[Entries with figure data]
▬▬▬▬▬▬▬▬▬▬
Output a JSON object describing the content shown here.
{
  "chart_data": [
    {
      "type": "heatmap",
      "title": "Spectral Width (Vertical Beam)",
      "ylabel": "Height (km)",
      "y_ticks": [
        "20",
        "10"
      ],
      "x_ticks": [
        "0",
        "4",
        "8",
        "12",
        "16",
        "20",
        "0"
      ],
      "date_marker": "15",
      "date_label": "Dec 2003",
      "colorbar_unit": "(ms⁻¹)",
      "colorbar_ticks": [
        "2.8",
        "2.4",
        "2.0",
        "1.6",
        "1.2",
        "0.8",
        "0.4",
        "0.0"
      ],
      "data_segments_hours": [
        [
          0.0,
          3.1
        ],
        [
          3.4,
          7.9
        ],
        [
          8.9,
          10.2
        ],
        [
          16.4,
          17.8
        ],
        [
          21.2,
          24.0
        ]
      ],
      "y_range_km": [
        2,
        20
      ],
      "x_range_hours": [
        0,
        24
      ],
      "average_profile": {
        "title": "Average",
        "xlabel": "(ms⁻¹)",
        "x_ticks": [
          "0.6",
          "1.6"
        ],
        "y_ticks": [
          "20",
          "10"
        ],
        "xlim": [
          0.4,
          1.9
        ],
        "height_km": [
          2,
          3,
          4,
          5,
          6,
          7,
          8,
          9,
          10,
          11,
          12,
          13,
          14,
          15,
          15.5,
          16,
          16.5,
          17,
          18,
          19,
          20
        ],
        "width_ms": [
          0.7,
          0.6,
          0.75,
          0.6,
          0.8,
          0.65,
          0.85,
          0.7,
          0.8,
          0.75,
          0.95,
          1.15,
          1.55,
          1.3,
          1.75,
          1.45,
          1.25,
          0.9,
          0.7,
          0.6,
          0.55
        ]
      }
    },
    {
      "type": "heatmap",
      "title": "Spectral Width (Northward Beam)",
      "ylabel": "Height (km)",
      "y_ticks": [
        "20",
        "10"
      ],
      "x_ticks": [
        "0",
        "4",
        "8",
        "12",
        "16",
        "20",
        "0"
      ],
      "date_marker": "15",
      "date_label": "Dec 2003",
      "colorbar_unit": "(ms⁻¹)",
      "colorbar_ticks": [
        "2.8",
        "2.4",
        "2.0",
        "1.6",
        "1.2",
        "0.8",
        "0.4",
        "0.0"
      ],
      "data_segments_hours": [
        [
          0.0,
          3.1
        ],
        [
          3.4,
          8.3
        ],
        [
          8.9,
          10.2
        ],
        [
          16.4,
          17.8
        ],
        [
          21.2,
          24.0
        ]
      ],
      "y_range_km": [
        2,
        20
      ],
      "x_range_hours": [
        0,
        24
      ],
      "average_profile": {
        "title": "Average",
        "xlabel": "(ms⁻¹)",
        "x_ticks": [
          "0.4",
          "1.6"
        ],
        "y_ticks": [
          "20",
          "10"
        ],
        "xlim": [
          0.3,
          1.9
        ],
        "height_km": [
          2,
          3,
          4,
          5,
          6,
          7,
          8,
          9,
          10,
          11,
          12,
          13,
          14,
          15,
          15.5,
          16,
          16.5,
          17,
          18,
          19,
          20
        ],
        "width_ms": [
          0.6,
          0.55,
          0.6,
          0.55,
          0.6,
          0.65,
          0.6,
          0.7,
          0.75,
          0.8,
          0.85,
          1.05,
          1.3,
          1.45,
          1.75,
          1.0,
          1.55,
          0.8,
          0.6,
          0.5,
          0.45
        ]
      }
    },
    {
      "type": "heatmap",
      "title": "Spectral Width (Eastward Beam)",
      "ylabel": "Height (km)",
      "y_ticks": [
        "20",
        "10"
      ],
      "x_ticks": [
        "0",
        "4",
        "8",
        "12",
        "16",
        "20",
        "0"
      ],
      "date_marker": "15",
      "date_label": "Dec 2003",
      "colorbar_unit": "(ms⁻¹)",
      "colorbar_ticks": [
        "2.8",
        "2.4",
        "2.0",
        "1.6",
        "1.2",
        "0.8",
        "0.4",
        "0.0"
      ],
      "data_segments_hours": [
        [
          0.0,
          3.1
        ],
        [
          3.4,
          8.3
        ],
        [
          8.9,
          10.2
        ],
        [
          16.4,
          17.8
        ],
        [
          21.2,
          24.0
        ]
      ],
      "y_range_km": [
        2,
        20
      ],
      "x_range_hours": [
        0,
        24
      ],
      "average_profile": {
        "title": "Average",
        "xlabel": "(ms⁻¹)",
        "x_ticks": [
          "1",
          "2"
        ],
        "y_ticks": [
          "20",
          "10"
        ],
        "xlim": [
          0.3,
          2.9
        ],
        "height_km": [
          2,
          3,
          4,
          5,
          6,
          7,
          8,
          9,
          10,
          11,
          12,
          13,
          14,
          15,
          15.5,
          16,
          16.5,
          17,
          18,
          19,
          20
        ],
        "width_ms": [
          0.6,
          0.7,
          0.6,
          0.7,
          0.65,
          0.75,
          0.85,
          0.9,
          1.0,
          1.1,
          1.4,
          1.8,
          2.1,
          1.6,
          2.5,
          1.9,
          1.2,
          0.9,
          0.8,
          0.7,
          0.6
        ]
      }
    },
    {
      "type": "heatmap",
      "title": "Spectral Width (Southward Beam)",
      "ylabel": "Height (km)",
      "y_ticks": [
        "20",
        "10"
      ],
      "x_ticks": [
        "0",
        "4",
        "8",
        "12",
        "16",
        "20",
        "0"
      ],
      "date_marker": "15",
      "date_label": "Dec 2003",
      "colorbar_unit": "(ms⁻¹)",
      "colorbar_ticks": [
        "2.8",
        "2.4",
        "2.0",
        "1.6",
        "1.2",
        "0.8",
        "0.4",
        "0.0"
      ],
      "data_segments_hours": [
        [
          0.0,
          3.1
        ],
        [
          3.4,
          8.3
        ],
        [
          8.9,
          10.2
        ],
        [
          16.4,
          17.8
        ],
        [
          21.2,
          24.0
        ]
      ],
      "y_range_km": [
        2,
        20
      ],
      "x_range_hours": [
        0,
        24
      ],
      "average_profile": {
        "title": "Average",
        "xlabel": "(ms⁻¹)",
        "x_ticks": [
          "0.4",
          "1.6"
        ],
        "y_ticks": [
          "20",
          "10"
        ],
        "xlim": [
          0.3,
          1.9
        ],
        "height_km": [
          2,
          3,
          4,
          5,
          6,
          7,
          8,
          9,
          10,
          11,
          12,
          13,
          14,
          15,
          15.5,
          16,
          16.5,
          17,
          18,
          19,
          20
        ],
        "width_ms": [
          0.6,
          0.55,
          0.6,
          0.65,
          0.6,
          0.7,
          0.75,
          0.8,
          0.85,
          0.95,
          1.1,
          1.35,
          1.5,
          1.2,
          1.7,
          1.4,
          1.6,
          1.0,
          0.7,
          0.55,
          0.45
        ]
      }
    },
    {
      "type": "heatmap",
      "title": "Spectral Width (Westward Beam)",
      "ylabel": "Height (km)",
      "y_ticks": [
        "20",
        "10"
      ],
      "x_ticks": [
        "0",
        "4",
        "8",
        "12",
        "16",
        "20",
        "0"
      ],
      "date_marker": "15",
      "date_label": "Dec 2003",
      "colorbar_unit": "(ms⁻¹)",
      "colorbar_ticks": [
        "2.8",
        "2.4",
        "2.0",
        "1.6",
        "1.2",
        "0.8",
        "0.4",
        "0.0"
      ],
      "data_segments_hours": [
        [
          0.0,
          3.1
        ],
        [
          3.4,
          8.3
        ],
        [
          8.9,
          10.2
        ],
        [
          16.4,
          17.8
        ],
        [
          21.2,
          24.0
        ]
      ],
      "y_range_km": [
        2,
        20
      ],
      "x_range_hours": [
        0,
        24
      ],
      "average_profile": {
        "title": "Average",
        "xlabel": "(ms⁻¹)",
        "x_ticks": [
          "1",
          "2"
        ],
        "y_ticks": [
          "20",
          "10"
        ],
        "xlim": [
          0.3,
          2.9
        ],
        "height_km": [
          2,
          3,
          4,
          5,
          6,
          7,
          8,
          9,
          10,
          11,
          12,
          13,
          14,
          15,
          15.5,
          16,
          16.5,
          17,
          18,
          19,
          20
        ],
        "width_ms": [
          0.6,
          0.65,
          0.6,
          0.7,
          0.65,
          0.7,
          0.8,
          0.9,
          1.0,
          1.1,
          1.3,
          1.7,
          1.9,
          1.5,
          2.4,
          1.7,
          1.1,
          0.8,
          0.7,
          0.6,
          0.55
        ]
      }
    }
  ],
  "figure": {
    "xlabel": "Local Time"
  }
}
▬▬▬▬▬▬▬▬▬▬
◆ **The problem**
Check every line in the material above for the string "Spectral", then give only the number of lines that have it.

◆ **Answer to the task**
5